Instructions for the task - Which lines of the entries below include "Cells"? List them all.

************

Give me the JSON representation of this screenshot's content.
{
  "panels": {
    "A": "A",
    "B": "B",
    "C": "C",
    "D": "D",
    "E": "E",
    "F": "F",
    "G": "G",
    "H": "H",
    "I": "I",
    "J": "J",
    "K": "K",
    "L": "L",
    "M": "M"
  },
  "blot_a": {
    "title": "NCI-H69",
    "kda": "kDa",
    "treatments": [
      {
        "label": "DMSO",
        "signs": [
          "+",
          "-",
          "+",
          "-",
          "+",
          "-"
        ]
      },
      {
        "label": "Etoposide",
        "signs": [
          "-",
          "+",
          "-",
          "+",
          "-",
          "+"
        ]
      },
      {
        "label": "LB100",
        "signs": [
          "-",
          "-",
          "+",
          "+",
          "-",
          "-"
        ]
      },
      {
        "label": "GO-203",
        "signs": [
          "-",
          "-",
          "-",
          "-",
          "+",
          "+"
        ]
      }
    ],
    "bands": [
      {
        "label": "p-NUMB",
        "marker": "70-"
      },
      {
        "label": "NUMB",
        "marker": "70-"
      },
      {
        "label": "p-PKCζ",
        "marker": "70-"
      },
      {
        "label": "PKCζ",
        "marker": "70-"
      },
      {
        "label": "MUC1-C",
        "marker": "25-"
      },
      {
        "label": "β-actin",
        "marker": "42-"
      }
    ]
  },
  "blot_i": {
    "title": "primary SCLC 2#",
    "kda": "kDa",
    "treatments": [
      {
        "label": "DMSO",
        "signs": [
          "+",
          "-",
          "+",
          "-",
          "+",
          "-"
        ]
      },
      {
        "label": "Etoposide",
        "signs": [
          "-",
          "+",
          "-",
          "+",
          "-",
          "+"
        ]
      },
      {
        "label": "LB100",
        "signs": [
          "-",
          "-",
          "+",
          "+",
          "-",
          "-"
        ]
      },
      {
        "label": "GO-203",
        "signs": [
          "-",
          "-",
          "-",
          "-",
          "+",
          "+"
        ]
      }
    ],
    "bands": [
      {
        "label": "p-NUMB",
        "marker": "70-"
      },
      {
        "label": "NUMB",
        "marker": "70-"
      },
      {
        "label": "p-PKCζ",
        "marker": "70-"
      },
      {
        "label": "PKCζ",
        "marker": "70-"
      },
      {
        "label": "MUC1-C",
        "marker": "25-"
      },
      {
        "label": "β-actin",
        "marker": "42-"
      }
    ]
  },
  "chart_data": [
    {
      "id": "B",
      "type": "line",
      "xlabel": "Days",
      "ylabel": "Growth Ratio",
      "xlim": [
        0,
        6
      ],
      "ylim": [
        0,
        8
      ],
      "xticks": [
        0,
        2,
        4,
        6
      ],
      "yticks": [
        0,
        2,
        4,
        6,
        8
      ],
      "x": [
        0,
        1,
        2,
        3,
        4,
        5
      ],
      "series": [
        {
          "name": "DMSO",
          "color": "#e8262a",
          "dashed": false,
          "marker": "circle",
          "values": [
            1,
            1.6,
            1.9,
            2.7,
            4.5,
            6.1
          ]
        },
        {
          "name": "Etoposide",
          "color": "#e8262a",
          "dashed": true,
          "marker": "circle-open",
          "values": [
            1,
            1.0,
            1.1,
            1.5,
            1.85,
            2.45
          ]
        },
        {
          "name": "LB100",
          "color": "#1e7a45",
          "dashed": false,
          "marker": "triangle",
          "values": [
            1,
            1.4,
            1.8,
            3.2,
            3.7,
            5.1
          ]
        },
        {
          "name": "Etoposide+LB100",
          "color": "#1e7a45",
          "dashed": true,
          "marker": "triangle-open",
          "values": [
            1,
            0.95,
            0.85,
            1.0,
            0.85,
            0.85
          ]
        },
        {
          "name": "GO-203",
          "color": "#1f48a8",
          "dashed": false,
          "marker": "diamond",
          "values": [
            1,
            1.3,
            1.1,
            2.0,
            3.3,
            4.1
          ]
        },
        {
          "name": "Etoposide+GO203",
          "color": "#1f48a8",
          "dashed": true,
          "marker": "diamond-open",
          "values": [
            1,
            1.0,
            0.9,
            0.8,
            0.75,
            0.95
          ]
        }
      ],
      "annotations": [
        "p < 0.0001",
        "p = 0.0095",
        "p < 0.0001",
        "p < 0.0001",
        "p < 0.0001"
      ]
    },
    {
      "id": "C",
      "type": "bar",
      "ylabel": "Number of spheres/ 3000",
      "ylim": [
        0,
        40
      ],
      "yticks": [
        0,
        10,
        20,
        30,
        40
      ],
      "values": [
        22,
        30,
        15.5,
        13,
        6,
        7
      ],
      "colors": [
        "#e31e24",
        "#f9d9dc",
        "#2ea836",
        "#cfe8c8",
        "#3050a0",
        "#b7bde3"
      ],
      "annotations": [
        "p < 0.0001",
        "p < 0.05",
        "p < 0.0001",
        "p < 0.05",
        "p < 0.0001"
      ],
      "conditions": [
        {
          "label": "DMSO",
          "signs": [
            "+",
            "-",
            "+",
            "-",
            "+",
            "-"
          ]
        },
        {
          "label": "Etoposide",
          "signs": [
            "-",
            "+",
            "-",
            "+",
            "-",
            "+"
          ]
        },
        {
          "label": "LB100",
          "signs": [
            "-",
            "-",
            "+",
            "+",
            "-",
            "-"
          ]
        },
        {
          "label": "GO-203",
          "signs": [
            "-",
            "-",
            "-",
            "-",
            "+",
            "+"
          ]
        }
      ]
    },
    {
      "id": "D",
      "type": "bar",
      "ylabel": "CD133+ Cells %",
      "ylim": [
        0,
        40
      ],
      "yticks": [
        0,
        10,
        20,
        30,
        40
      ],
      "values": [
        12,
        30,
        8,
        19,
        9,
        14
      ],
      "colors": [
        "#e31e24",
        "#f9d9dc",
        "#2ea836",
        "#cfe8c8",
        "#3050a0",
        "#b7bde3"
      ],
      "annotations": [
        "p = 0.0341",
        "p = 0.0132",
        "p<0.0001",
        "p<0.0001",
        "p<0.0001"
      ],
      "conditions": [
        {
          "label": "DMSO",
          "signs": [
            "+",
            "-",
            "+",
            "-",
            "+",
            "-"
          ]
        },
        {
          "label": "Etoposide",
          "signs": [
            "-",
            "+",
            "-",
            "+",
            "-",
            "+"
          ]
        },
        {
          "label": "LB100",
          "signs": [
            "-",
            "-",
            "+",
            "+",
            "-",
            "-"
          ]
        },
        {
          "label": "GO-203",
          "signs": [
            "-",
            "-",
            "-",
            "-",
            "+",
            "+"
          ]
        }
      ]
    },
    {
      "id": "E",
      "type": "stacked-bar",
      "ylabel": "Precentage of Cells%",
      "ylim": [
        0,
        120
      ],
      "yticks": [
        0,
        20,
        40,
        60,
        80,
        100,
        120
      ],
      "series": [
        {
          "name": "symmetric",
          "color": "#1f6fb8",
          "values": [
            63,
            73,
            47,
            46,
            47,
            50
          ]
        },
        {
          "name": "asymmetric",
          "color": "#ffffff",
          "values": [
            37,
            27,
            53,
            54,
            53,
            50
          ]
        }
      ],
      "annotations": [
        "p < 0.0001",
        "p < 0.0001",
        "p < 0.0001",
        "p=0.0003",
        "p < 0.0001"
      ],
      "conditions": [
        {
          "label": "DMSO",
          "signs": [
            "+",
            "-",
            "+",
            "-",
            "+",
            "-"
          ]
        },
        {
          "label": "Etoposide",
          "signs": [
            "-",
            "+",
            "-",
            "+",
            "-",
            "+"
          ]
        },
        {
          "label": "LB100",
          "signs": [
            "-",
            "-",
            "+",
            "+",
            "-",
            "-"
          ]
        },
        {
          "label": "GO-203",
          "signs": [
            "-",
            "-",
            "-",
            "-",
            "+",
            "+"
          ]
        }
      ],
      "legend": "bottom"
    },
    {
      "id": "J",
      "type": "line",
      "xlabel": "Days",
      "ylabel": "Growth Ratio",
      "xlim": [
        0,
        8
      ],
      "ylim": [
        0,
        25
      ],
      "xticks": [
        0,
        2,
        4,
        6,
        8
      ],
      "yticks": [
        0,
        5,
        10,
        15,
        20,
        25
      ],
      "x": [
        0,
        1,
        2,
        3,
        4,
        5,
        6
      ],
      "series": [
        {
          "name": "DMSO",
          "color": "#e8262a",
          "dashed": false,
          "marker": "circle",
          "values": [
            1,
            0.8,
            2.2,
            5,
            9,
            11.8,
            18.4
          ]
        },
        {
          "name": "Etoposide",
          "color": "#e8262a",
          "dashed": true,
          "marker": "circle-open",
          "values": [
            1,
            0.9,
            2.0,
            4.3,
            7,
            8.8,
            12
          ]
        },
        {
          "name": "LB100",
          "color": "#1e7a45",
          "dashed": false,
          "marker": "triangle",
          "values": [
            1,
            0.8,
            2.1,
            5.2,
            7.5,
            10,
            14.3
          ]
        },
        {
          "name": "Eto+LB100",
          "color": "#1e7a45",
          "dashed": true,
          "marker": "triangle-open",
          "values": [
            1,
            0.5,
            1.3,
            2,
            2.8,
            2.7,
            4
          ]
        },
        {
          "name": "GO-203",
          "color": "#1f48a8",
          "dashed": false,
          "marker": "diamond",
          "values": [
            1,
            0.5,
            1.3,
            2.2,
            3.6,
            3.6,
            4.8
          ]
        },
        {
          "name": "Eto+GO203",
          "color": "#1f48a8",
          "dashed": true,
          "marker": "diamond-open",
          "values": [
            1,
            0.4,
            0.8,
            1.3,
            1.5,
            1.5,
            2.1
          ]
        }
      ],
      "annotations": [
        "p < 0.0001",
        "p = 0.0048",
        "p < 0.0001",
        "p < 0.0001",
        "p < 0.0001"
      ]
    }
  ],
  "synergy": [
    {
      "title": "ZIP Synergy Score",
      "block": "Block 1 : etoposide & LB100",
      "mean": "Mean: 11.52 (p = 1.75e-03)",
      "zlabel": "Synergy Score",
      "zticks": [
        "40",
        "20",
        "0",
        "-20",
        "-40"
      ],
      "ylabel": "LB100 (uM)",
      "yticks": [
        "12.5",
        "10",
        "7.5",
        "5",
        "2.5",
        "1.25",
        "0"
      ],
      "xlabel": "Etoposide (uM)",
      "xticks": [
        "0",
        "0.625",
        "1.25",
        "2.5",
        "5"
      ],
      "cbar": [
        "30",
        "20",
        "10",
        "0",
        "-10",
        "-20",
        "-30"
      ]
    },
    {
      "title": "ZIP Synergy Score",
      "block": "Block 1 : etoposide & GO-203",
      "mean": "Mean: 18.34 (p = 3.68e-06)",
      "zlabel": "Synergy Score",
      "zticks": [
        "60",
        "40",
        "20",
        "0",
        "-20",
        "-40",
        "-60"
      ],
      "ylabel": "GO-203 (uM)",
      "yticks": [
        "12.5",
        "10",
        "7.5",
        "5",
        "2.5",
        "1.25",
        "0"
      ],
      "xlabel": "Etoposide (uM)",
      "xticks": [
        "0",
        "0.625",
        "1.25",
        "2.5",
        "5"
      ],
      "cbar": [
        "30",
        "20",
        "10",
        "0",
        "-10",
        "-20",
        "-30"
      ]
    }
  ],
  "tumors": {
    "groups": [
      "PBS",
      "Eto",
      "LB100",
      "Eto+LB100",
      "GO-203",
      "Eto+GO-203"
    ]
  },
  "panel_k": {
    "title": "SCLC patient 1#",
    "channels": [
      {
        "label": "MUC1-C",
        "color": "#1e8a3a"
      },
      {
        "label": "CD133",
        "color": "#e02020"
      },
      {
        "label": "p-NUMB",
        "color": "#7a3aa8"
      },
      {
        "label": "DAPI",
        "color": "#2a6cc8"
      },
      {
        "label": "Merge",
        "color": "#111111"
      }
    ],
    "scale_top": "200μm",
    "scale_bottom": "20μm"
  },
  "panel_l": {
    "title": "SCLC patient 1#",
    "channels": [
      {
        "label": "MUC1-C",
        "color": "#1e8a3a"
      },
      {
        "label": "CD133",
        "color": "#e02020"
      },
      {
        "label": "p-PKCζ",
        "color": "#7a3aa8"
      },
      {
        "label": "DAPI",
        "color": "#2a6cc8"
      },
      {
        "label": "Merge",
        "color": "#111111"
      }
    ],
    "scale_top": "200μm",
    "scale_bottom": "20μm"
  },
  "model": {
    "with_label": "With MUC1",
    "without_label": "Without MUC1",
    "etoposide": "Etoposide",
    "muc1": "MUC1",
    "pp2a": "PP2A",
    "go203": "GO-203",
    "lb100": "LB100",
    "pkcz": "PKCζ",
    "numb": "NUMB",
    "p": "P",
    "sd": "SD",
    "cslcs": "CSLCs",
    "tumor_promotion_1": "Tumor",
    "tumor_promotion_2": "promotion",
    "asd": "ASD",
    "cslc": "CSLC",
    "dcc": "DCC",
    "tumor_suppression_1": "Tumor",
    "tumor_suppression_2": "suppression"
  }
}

************

Result of this exercise -
      "ylabel": "CD133+ Cells %",
      "ylabel": "Precentage of Cells%",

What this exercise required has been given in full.